[FRIAM] Future Generating Machines...

Steve Smith sasmyth at swcp.com
Mon Mar 29 17:46:58 EDT 2021


I don't know if we are converging in our acceptance/dismissal of "the
myth of individuality" or not, but for the moment I am hallucinating
convergence. 

I think the distinction we are arriving at *might* be that *every
snowflake is unique* but that this is true in the very same way that
*every stone is unique* and *every tree is unique*.   I think the point
you are making is that that (intrinsic?!) uniqueness should not be
conflated with specialness?  

The pinon closest to the bedroom in my house which I sat under and
climbed in regularly for most of my elementary school years *was* quite
special *to me*, up to and including feeling guilty/uncomfortable when I
let my father talk me into trimming one of the lower branches to open up
a larger canopy to sit under.   I could have "groomed the hell out of"
the tree, maybe even nailed up a platform and made a treehouse in it,
but I was (for better or worse) hyper-aware of the details that made it
unique.   My imagination/memory includes (I think) many of it's details
including some of the larger roots humping up out of the ground and the
places I needed to avoid gripping whilst climbing to avoid getting pitch
on my hands.

I believe that Musk's delusion includes the ideation that by moving
himself (and ~1M other individual peoples) to the surface of Mars
(and/or distributed through the asteroid belt) will allow the "forcing
culture" to change enough to match some libertarian-utopian vision he
holds.  

I *think* when you debunk the specialness of the individual you are
saying that the uniquenesses (specific construction of any given
snowflake) is mostly irrelevant in many/most contexts.  

My nephew is a budding materials scientist with a particular background
in crystallography (his father is a minerologist) and he recently walked
me through, in particular, some of the idiosyncrasies of quartz crystals
and the myriad uses those specifics can yield various useful properties
(in industry).   I went looking for the basis of Kurt Vonnegut's Ice-9
only to find that we are up to 18 distinct crystalline forms...  and of
course (in the spirit of the individual/unique) those don't include the
combinatorics implied by contaminants (or intentional dopants, etc.)
which I assume are the basis of the plenitude (effective infinitude?) of
snowflakes individuals.  

Individual human beings in the context of groups larger than Dunbar#
pretty much get their meaning through their utility which reflects a
combination of their affordances and their circumstances as much as the
long-term relationships (2,...n-wise) they have with other individuals
(not to mention domesticated/wild/familiar animals, edifices, plants, etc.)



 of On 3/29/21 3:11 PM, uǝlƃ ↙↙↙ wrote:
> Aha! Yeah, we probably do share it. But 2 points in space can be in the same state *without* having a common driver. I.e. inter-subjectivity does not imply communication. En garde! So you may share the same sentiment with an alien consciousness near Sirius. And, although it sounds like I'm just joking, I'm actually trying to say something serious, which is that individuali[ty|sm] carries something like a "locality arrogance" ... the impression that one blob in the pervading field(s) is somehow special or unique, different from all the other blobs. Maybe our modern problem of celebrity and institutional bloat is a function of a finite and fairly small set of possible states of being? And now that we're up to 8B people, each of us is guaranteed to share state with some N others? And anyone who thinks they're somehow special or unique is simply ignorant of those who share their state? If we experience a massive die off, those of us that survive will again be true individuals?

Listed entries —
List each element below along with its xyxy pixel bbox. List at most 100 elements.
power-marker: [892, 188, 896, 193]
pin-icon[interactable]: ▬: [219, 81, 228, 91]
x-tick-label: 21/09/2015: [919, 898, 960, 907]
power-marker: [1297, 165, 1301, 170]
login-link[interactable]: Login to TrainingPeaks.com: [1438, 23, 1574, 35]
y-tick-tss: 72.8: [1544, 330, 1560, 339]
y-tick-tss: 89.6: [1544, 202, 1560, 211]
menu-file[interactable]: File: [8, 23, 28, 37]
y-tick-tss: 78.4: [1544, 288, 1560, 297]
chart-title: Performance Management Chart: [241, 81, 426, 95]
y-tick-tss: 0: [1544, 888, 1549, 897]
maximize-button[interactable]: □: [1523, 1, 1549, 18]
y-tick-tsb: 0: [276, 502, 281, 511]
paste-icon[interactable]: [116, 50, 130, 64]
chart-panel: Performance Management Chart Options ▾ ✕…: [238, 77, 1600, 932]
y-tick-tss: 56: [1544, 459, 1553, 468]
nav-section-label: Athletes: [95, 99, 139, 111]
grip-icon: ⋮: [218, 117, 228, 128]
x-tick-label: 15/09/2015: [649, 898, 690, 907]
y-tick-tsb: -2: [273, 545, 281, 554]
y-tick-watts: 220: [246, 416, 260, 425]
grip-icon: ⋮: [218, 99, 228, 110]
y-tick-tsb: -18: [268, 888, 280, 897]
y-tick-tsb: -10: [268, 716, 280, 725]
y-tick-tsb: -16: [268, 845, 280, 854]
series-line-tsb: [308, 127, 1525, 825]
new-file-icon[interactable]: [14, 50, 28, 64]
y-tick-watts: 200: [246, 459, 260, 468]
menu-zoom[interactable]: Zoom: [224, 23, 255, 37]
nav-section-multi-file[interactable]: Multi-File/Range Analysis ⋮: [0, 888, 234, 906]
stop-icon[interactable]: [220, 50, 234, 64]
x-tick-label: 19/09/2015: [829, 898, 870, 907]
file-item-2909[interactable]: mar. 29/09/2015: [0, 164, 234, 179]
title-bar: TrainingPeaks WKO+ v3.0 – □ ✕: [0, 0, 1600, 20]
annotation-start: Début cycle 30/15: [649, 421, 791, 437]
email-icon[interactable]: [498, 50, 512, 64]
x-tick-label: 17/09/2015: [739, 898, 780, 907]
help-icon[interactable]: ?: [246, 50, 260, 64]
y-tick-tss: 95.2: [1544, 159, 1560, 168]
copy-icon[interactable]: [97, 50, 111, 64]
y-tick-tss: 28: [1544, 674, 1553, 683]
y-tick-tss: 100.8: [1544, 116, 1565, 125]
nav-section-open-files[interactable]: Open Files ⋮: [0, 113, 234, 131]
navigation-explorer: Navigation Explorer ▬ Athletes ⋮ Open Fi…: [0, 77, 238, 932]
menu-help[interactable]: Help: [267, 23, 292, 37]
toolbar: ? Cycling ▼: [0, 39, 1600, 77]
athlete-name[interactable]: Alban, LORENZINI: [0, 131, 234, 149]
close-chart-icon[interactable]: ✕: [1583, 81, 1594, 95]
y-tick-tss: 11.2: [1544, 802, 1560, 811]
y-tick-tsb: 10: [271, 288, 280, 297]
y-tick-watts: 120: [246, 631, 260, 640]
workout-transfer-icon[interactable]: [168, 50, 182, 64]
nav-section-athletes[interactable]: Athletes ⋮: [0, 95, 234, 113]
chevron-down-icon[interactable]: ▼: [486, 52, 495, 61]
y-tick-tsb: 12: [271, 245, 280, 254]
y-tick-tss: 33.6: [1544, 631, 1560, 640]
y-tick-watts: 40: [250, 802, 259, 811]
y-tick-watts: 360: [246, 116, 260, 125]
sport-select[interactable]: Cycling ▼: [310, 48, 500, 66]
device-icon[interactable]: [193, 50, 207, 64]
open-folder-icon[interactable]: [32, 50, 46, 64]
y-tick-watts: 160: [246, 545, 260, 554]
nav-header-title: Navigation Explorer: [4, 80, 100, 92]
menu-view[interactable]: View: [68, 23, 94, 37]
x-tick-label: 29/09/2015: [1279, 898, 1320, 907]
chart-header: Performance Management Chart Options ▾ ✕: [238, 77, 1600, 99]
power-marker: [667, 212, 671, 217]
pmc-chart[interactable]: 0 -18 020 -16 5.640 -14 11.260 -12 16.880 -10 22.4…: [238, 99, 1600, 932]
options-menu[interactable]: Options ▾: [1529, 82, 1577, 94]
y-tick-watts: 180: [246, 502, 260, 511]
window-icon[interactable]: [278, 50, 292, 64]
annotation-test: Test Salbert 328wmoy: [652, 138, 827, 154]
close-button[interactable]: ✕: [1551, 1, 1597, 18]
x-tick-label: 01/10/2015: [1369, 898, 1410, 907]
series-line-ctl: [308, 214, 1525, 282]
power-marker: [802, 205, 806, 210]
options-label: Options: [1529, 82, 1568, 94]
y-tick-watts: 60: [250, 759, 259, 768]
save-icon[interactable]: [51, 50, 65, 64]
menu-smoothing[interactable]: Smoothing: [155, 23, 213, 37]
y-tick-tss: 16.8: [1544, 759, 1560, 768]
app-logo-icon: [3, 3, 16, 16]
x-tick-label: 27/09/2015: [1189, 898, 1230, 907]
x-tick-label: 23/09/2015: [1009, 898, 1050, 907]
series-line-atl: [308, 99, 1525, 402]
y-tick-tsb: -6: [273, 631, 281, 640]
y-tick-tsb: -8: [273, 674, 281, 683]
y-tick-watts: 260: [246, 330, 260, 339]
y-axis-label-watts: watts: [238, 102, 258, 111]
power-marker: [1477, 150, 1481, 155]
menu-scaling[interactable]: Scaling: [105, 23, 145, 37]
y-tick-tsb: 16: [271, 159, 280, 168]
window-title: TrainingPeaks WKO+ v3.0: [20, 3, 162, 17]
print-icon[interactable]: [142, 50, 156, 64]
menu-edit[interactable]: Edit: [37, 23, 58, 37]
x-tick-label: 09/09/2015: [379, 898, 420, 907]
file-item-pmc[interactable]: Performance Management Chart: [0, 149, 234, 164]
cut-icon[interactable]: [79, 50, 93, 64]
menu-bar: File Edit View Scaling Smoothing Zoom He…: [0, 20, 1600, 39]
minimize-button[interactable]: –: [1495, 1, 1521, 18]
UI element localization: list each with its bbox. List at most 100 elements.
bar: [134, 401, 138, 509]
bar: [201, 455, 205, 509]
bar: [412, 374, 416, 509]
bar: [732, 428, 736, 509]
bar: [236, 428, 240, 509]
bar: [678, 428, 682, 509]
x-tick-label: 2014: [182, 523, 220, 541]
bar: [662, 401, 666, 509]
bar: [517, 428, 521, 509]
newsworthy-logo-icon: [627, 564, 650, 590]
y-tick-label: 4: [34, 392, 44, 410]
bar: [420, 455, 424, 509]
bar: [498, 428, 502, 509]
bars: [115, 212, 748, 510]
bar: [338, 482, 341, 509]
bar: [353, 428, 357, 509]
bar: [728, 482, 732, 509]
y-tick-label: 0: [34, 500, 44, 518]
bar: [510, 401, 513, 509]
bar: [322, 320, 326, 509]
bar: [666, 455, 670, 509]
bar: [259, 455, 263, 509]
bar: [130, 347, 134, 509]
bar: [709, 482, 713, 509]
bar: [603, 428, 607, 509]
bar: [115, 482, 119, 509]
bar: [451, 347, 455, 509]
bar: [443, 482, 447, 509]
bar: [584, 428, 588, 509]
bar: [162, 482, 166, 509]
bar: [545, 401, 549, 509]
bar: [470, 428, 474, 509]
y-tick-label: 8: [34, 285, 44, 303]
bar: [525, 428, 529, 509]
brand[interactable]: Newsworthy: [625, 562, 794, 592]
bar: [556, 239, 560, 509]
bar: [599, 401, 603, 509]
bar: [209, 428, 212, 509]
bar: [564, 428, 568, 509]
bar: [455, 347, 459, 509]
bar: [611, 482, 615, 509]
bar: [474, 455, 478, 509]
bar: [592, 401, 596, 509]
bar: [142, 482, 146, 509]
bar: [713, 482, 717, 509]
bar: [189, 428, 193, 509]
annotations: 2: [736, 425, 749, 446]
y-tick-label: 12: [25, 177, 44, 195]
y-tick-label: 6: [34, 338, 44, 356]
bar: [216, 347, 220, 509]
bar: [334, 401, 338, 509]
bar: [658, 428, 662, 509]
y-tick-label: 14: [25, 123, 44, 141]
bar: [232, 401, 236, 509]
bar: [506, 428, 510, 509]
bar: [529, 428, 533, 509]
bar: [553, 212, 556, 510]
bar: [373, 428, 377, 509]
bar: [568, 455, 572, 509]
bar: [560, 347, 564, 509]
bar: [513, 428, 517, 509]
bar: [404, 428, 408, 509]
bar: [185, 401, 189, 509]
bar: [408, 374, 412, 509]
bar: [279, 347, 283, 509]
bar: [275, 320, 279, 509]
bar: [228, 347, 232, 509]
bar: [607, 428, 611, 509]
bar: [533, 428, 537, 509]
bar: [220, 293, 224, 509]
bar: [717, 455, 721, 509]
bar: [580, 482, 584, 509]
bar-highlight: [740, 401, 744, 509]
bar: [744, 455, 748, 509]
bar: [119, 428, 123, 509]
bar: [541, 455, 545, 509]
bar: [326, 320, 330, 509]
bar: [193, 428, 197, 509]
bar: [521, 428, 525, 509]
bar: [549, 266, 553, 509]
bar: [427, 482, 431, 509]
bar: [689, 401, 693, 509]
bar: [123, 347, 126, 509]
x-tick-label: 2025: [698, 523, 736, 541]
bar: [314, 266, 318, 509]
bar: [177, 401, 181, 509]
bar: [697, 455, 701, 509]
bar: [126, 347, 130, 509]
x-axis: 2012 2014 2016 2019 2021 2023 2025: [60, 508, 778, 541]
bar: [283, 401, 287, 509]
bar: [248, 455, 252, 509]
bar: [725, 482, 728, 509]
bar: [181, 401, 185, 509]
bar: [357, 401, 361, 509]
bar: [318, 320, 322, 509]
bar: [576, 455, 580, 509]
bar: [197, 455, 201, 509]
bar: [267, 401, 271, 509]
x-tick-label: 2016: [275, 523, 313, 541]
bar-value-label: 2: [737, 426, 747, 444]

Do this —
From the mailing-list post on individuality and uniqueness, extract the passage starting at "[FRIAM] Future Generating" and ending at "convergence.".

The output —
[FRIAM] Future Generating Machines...

Steve Smith sasmyth at swcp.com
Mon Mar 29 17:46:58 EDT 2021


I don't know if we are converging in our acceptance/dismissal of "the
myth of individuality" or not, but for the moment I am hallucinating
convergence.